■ Aim
Find every line in the records below that contains the word "乘降秩序维护", and copy each such line.

(begin)

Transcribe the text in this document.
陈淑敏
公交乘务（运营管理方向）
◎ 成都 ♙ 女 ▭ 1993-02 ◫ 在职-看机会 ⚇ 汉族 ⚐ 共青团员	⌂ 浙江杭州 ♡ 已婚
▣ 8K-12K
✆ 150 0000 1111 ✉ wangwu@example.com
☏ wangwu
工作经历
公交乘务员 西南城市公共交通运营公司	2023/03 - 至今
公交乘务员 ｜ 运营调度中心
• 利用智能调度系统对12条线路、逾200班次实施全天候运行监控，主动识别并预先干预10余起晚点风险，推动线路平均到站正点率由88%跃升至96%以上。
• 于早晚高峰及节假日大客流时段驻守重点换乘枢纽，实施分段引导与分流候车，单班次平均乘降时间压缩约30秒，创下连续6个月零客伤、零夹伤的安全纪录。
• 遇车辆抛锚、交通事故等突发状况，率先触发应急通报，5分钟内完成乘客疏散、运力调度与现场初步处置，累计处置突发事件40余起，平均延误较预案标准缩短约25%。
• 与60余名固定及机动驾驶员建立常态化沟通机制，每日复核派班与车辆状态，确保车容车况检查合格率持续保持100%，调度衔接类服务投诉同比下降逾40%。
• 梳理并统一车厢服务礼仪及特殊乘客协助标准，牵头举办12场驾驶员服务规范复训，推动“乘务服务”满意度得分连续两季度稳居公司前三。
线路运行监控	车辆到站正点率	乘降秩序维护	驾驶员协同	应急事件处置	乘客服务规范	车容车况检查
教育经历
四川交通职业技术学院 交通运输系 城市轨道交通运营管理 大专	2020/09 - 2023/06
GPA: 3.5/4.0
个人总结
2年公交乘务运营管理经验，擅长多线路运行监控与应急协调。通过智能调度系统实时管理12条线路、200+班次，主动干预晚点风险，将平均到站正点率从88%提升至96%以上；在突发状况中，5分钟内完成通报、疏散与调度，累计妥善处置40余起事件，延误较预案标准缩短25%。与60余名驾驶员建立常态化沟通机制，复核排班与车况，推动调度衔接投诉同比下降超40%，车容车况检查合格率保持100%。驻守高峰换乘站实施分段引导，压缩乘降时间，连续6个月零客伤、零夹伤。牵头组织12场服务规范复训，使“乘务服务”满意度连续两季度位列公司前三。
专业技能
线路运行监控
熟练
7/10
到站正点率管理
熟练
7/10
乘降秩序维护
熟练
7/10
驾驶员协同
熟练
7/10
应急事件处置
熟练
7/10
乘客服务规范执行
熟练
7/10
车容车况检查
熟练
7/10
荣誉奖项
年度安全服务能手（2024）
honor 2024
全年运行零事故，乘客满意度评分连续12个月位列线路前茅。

(end)

■ Expected output
线路运行监控	车辆到站正点率	乘降秩序维护	驾驶员协同	应急事件处置	乘客服务规范	车容车况检查
乘降秩序维护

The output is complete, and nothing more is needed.